:: PROVIDED PASSAGE

My boyfriend (32M) and I (28F) met 6 months ago at a bar. At the time, I was visiting my family and checking out a couple of apartments with the intention of moving to this city in April. We stayed in contact until I moved and I even flew back to visit him once.

Once I moved here, we both decided to play the "I like you but I love being single" game for a couple months, but it was giving me anxiety and I decided to have a sit down talk to end it...and then realized I was pregnant. It was the first week of June. I told him about it and told him it I was keeping it but it was completely up to him if he wanted to be involved and to what extent.

We talked it out and decided that given the circumstances, we like enough that we should keep dating and give it a try. The weekend after he went away for a four day trip to his out-of-state hometown for a wedding. A week after he got back he officially asked me to be his girlfriend.

::::
:: INFORMATION PROVIDED

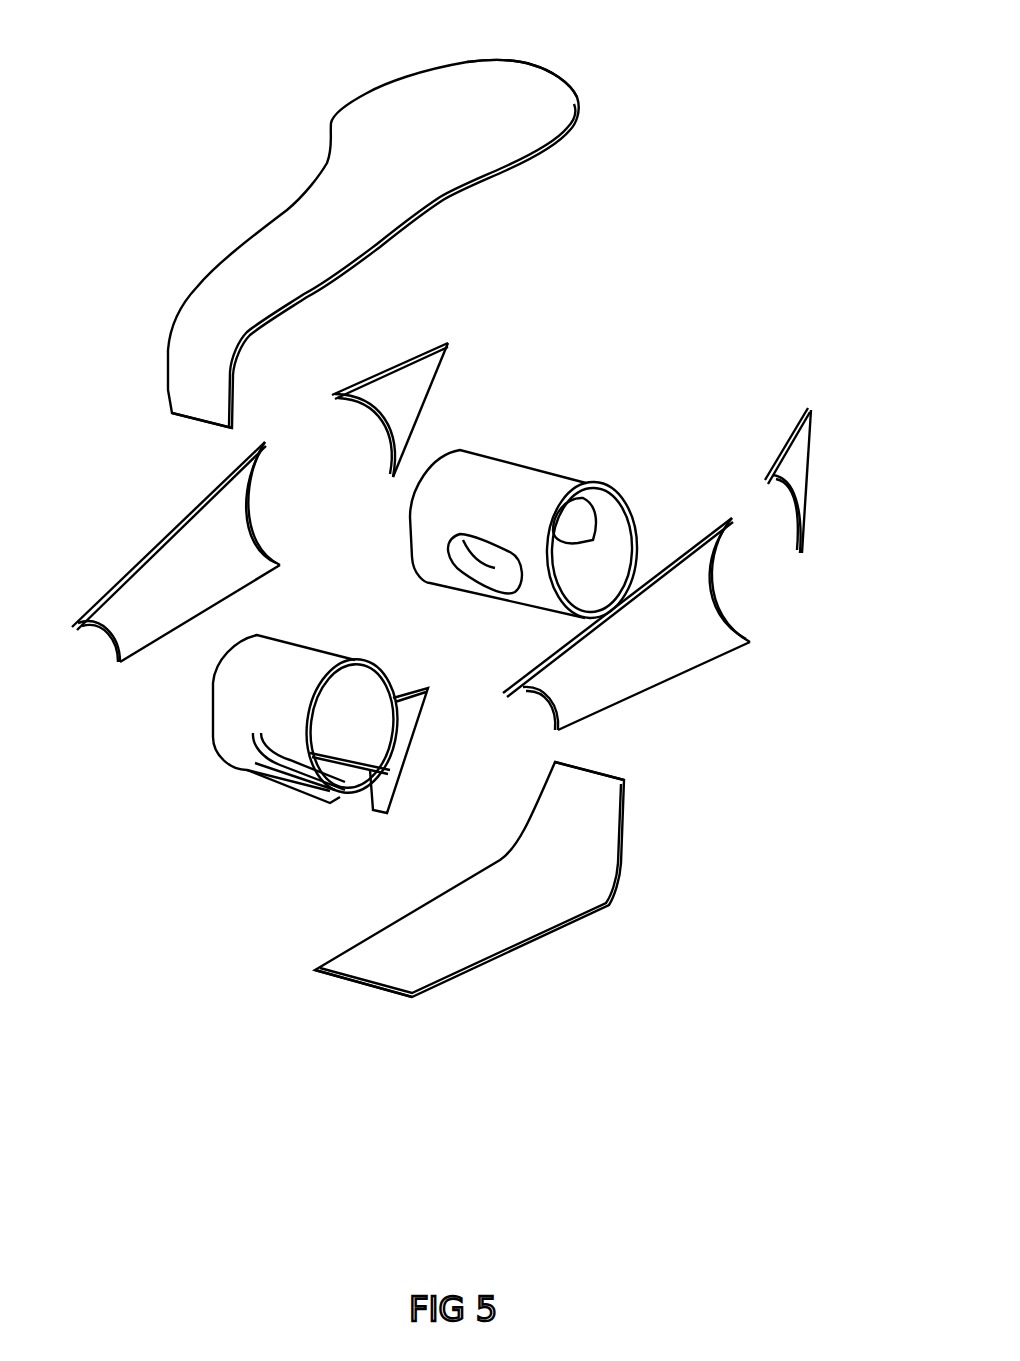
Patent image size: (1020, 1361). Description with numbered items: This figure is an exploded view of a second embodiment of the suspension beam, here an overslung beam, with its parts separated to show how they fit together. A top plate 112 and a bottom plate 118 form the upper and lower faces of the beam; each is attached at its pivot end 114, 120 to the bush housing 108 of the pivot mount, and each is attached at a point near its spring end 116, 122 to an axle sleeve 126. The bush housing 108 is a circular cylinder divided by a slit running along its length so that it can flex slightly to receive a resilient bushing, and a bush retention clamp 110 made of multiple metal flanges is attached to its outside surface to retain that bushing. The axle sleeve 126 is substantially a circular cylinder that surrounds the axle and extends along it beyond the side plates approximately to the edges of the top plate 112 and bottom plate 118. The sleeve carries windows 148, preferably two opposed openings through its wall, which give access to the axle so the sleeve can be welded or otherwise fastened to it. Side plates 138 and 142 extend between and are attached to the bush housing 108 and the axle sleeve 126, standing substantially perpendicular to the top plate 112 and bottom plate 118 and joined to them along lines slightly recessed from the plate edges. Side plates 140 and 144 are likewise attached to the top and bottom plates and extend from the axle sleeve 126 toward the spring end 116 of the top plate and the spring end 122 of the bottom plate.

::::

- [OBJECTIVE] Retype, character for character, the part of the relationship post that opens with the words containing "My boyfriend (32M)" and closes with "visit him once.".

- [FINISHED EXERCISE]
My boyfriend (32M) and I (28F) met 6 months ago at a bar. At the time, I was visiting my family and checking out a couple of apartments with the intention of moving to this city in April. We stayed in contact until I moved and I even flew back to visit him once.